▶ _EXERCISE_: Copy every line of the listing that holds the string "name".

▶ _Items from a figure collection_:
..........

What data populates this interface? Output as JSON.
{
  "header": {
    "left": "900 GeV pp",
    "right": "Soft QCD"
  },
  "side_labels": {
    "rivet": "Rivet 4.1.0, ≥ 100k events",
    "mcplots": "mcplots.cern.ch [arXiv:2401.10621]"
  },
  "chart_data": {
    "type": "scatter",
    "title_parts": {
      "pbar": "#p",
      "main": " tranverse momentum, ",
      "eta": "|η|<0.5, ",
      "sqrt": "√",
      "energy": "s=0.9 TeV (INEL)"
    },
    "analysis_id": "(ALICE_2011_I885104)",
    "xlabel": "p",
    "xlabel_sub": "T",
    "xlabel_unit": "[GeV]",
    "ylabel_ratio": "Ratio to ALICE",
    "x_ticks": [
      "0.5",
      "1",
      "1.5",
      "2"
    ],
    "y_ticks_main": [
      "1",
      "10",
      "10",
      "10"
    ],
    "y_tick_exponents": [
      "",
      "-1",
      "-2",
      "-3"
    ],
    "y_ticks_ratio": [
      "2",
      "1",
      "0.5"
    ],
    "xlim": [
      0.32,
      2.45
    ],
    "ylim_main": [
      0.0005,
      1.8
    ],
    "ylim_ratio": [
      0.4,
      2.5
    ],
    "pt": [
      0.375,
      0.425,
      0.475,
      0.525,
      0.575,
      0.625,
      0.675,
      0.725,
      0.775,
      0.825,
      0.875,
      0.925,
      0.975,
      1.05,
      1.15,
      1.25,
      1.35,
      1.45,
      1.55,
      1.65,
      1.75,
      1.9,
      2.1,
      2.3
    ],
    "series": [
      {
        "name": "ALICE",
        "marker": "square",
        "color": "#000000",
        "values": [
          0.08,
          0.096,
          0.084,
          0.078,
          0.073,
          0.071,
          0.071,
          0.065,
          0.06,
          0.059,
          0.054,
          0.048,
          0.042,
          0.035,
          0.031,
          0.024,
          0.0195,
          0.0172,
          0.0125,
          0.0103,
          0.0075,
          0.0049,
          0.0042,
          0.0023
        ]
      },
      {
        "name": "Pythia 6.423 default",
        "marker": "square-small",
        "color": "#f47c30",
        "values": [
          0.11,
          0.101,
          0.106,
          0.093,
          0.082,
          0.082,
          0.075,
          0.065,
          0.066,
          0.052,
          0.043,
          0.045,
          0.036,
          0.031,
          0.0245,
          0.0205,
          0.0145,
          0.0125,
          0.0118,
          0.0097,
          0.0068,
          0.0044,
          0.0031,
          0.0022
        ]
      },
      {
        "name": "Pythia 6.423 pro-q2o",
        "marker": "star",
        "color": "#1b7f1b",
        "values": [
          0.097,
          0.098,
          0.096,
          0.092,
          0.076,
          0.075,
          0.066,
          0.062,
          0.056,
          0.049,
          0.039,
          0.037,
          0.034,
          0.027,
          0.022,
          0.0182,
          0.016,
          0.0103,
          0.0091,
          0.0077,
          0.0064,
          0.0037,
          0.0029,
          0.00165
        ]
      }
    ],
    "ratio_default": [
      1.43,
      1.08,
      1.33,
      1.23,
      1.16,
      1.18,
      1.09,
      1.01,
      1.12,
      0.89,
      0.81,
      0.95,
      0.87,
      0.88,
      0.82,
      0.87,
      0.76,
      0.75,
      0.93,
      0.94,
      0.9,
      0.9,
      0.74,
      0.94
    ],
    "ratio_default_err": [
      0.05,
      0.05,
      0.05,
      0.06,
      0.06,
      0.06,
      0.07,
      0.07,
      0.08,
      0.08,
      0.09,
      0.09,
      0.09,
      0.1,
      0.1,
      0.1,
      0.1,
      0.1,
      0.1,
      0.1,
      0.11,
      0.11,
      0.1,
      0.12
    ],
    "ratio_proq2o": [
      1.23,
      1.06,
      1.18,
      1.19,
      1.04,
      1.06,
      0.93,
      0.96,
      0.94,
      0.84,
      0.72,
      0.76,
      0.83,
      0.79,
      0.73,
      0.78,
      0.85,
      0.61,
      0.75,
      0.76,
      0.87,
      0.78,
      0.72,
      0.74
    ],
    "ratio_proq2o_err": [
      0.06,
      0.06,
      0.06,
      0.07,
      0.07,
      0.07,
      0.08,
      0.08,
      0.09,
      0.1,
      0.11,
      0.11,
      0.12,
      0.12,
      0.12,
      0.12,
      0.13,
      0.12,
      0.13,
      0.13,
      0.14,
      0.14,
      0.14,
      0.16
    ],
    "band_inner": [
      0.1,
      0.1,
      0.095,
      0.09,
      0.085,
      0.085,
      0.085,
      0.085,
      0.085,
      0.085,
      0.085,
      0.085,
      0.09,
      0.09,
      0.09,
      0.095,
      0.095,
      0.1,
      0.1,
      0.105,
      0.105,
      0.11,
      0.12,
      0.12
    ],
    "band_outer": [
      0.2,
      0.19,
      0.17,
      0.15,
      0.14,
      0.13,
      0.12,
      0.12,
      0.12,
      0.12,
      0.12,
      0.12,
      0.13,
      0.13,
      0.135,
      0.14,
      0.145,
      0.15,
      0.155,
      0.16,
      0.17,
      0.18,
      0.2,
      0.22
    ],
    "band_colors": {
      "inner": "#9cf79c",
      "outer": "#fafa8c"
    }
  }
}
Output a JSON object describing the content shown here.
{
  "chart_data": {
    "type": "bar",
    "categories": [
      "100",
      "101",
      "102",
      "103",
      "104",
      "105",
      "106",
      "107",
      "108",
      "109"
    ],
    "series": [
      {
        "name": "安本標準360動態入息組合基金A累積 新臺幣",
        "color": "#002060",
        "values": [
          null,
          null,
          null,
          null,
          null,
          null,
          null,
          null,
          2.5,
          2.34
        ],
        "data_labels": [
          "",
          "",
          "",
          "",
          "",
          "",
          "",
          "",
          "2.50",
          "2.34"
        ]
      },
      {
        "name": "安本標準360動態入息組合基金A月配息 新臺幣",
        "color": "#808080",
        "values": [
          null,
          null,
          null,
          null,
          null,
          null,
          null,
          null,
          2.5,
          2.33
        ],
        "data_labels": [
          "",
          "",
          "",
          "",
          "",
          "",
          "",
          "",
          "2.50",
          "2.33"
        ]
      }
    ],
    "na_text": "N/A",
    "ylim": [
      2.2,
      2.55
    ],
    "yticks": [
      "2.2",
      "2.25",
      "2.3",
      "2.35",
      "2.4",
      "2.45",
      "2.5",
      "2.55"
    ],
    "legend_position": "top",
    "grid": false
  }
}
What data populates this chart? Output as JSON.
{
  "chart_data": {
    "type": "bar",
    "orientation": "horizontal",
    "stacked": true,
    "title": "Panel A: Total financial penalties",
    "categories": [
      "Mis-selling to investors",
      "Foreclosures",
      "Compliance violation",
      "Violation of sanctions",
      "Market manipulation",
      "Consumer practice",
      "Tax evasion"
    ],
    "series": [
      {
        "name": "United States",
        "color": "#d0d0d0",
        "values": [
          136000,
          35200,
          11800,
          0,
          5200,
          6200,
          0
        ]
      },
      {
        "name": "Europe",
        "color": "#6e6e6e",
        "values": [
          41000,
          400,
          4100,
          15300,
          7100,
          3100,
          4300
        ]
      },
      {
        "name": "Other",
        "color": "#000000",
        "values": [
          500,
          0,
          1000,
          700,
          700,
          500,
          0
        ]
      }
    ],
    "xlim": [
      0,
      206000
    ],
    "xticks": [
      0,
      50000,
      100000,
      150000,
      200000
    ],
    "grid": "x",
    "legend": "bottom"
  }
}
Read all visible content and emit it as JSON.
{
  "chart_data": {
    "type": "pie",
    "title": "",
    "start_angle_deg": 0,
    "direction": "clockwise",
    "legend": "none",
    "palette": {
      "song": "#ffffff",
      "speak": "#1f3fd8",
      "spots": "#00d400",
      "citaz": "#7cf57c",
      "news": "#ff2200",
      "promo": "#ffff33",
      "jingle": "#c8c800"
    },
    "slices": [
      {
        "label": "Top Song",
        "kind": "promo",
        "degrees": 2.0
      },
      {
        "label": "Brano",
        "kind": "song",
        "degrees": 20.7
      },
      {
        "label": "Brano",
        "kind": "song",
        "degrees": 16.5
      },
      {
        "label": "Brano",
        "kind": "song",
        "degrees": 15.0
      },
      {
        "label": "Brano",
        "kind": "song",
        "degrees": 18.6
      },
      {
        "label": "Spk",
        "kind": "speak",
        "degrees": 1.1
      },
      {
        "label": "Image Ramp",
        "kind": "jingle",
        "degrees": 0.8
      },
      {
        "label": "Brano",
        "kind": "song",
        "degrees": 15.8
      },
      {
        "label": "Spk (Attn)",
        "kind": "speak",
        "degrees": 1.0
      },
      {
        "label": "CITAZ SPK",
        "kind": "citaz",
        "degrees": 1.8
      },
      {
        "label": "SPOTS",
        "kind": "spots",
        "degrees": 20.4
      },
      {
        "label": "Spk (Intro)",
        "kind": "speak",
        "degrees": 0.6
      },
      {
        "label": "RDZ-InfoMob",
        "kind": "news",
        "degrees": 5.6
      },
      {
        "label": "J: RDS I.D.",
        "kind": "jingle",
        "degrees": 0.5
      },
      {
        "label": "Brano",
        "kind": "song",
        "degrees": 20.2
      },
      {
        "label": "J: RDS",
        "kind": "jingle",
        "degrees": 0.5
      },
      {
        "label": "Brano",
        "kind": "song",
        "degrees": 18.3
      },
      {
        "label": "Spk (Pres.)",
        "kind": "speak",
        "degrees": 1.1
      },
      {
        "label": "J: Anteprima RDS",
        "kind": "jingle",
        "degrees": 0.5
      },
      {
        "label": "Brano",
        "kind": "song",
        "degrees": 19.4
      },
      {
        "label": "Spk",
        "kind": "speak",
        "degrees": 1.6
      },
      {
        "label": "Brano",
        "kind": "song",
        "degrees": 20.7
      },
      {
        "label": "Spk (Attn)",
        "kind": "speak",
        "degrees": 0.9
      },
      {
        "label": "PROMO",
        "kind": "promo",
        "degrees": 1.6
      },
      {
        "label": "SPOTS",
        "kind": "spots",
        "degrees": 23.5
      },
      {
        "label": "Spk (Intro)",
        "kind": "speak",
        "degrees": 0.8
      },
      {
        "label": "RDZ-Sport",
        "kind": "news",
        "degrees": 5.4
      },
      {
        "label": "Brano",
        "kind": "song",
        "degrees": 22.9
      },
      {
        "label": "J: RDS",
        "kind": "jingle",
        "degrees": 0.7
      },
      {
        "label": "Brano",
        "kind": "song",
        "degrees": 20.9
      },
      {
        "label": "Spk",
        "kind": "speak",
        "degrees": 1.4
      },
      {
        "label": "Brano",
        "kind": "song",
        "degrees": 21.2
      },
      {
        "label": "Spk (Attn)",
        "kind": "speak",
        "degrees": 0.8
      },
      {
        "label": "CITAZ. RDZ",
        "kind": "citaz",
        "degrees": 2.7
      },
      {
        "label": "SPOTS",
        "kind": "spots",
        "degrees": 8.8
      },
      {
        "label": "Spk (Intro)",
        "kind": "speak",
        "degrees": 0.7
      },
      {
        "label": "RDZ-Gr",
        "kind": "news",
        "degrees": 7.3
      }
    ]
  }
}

..........

▶ _FINAL ANSWER_:
        "name": "ALICE",
        "name": "Pythia 6.423 default",
        "name": "Pythia 6.423 pro-q2o",
        "name": "安本標準360動態入息組合基金A累積 新臺幣",
        "name": "安本標準360動態入息組合基金A月配息 新臺幣",
        "name": "United States",
        "name": "Europe",
        "name": "Other",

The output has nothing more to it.